▶ **Task brief**
Copy the data word for word, keeping every line.

┌─ Working data

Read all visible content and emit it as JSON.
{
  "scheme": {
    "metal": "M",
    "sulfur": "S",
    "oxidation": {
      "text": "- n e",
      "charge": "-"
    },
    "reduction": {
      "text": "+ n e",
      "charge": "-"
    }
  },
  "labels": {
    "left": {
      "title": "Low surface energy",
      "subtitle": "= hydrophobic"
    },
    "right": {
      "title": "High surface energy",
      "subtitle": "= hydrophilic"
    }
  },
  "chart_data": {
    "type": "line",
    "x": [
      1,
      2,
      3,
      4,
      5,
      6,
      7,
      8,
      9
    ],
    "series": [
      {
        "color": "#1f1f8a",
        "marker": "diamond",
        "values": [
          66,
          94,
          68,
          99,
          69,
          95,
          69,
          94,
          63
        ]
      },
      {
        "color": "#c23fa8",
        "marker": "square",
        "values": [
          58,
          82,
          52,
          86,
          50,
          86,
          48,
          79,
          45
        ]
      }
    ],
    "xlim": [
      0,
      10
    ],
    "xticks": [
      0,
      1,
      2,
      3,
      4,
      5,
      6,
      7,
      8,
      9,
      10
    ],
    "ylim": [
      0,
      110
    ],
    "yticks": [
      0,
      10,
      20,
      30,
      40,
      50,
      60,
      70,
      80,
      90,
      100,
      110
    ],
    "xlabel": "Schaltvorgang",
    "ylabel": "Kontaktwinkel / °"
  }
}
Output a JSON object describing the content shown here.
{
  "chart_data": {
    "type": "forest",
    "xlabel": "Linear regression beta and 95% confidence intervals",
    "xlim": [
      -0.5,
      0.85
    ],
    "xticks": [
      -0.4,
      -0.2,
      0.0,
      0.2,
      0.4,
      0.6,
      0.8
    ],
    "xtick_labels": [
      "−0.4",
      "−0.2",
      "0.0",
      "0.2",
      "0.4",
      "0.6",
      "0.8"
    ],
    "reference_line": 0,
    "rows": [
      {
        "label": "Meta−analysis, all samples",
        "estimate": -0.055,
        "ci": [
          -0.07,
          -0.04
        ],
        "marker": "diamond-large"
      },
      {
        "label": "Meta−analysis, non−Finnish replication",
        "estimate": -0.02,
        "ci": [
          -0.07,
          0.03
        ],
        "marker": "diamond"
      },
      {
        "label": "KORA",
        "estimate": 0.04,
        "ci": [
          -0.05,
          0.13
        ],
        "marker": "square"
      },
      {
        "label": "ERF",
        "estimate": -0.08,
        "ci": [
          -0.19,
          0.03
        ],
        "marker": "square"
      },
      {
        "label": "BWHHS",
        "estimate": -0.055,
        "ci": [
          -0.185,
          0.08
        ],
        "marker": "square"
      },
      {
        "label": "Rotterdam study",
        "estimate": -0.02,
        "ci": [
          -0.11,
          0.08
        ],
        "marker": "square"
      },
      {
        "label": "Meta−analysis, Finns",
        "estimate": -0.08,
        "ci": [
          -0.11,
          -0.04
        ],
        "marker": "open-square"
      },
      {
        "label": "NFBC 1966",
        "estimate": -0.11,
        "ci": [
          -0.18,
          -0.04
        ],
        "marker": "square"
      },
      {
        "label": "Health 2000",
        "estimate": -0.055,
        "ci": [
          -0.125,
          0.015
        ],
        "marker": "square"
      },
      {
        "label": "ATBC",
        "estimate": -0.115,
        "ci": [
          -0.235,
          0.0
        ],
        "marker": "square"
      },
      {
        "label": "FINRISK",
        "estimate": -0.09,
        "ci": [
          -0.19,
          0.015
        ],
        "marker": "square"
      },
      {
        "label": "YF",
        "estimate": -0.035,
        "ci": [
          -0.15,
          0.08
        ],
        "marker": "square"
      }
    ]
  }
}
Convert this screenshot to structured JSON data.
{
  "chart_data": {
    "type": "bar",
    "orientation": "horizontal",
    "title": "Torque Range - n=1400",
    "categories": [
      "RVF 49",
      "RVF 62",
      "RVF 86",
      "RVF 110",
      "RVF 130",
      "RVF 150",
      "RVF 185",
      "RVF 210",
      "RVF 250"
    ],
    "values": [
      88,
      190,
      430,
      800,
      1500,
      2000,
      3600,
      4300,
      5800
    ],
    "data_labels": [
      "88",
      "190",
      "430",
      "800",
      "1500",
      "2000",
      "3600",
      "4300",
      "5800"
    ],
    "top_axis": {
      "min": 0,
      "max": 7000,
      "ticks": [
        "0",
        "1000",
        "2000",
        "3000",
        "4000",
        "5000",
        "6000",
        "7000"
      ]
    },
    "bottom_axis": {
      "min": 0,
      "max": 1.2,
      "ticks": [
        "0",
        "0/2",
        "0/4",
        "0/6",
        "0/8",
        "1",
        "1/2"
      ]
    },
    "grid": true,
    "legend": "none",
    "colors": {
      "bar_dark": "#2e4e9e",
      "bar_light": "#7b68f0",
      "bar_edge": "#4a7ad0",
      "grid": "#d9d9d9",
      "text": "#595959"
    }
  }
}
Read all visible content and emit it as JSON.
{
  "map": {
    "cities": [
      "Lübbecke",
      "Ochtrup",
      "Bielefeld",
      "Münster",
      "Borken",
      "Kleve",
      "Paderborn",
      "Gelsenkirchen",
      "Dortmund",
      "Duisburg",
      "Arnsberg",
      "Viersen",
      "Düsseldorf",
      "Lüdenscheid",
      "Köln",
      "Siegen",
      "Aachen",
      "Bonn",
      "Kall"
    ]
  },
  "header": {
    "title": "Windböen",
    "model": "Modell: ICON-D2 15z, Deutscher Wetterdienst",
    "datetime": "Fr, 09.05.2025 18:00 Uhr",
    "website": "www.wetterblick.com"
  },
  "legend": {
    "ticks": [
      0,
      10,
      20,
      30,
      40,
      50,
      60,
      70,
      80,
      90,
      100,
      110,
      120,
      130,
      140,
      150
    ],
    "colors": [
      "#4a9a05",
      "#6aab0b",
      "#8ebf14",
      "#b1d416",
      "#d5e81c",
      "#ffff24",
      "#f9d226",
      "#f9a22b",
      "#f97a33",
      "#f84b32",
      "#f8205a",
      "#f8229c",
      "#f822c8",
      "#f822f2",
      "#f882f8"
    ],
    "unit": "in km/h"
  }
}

└─

▶ **Task answer**
Read all visible content and emit it as JSON.
{
  "scheme": {
    "metal": "M",
    "sulfur": "S",
    "oxidation": {
      "text": "- n e",
      "charge": "-"
    },
    "reduction": {
      "text": "+ n e",
      "charge": "-"
    }
  },
  "labels": {
    "left": {
      "title": "Low surface energy",
      "subtitle": "= hydrophobic"
    },
    "right": {
      "title": "High surface energy",
      "subtitle": "= hydrophilic"
    }
  },
  "chart_data": {
    "type": "line",
    "x": [
      1,
      2,
      3,
      4,
      5,
      6,
      7,
      8,
      9
    ],
    "series": [
      {
        "color": "#1f1f8a",
        "marker": "diamond",
        "values": [
          66,
          94,
          68,
          99,
          69,
          95,
          69,
          94,
          63
        ]
      },
      {
        "color": "#c23fa8",
        "marker": "square",
        "values": [
          58,
          82,
          52,
          86,
          50,
          86,
          48,
          79,
          45
        ]
      }
    ],
    "xlim": [
      0,
      10
    ],
    "xticks": [
      0,
      1,
      2,
      3,
      4,
      5,
      6,
      7,
      8,
      9,
      10
    ],
    "ylim": [
      0,
      110
    ],
    "yticks": [
      0,
      10,
      20,
      30,
      40,
      50,
      60,
      70,
      80,
      90,
      100,
      110
    ],
    "xlabel": "Schaltvorgang",
    "ylabel": "Kontaktwinkel / °"
  }
}
Output a JSON object describing the content shown here.
{
  "chart_data": {
    "type": "forest",
    "xlabel": "Linear regression beta and 95% confidence intervals",
    "xlim": [
      -0.5,
      0.85
    ],
    "xticks": [
      -0.4,
      -0.2,
      0.0,
      0.2,
      0.4,
      0.6,
      0.8
    ],
    "xtick_labels": [
      "−0.4",
      "−0.2",
      "0.0",
      "0.2",
      "0.4",
      "0.6",
      "0.8"
    ],
    "reference_line": 0,
    "rows": [
      {
        "label": "Meta−analysis, all samples",
        "estimate": -0.055,
        "ci": [
          -0.07,
          -0.04
        ],
        "marker": "diamond-large"
      },
      {
        "label": "Meta−analysis, non−Finnish replication",
        "estimate": -0.02,
        "ci": [
          -0.07,
          0.03
        ],
        "marker": "diamond"
      },
      {
        "label": "KORA",
        "estimate": 0.04,
        "ci": [
          -0.05,
          0.13
        ],
        "marker": "square"
      },
      {
        "label": "ERF",
        "estimate": -0.08,
        "ci": [
          -0.19,
          0.03
        ],
        "marker": "square"
      },
      {
        "label": "BWHHS",
        "estimate": -0.055,
        "ci": [
          -0.185,
          0.08
        ],
        "marker": "square"
      },
      {
        "label": "Rotterdam study",
        "estimate": -0.02,
        "ci": [
          -0.11,
          0.08
        ],
        "marker": "square"
      },
      {
        "label": "Meta−analysis, Finns",
        "estimate": -0.08,
        "ci": [
          -0.11,
          -0.04
        ],
        "marker": "open-square"
      },
      {
        "label": "NFBC 1966",
        "estimate": -0.11,
        "ci": [
          -0.18,
          -0.04
        ],
        "marker": "square"
      },
      {
        "label": "Health 2000",
        "estimate": -0.055,
        "ci": [
          -0.125,
          0.015
        ],
        "marker": "square"
      },
      {
        "label": "ATBC",
        "estimate": -0.115,
        "ci": [
          -0.235,
          0.0
        ],
        "marker": "square"
      },
      {
        "label": "FINRISK",
        "estimate": -0.09,
        "ci": [
          -0.19,
          0.015
        ],
        "marker": "square"
      },
      {
        "label": "YF",
        "estimate": -0.035,
        "ci": [
          -0.15,
          0.08
        ],
        "marker": "square"
      }
    ]
  }
}
Convert this screenshot to structured JSON data.
{
  "chart_data": {
    "type": "bar",
    "orientation": "horizontal",
    "title": "Torque Range - n=1400",
    "categories": [
      "RVF 49",
      "RVF 62",
      "RVF 86",
      "RVF 110",
      "RVF 130",
      "RVF 150",
      "RVF 185",
      "RVF 210",
      "RVF 250"
    ],
    "values": [
      88,
      190,
      430,
      800,
      1500,
      2000,
      3600,
      4300,
      5800
    ],
    "data_labels": [
      "88",
      "190",
      "430",
      "800",
      "1500",
      "2000",
      "3600",
      "4300",
      "5800"
    ],
    "top_axis": {
      "min": 0,
      "max": 7000,
      "ticks": [
        "0",
        "1000",
        "2000",
        "3000",
        "4000",
        "5000",
        "6000",
        "7000"
      ]
    },
    "bottom_axis": {
      "min": 0,
      "max": 1.2,
      "ticks": [
        "0",
        "0/2",
        "0/4",
        "0/6",
        "0/8",
        "1",
        "1/2"
      ]
    },
    "grid": true,
    "legend": "none",
    "colors": {
      "bar_dark": "#2e4e9e",
      "bar_light": "#7b68f0",
      "bar_edge": "#4a7ad0",
      "grid": "#d9d9d9",
      "text": "#595959"
    }
  }
}
Read all visible content and emit it as JSON.
{
  "map": {
    "cities": [
      "Lübbecke",
      "Ochtrup",
      "Bielefeld",
      "Münster",
      "Borken",
      "Kleve",
      "Paderborn",
      "Gelsenkirchen",
      "Dortmund",
      "Duisburg",
      "Arnsberg",
      "Viersen",
      "Düsseldorf",
      "Lüdenscheid",
      "Köln",
      "Siegen",
      "Aachen",
      "Bonn",
      "Kall"
    ]
  },
  "header": {
    "title": "Windböen",
    "model": "Modell: ICON-D2 15z, Deutscher Wetterdienst",
    "datetime": "Fr, 09.05.2025 18:00 Uhr",
    "website": "www.wetterblick.com"
  },
  "legend": {
    "ticks": [
      0,
      10,
      20,
      30,
      40,
      50,
      60,
      70,
      80,
      90,
      100,
      110,
      120,
      130,
      140,
      150
    ],
    "colors": [
      "#4a9a05",
      "#6aab0b",
      "#8ebf14",
      "#b1d416",
      "#d5e81c",
      "#ffff24",
      "#f9d226",
      "#f9a22b",
      "#f97a33",
      "#f84b32",
      "#f8205a",
      "#f8229c",
      "#f822c8",
      "#f822f2",
      "#f882f8"
    ],
    "unit": "in km/h"
  }
}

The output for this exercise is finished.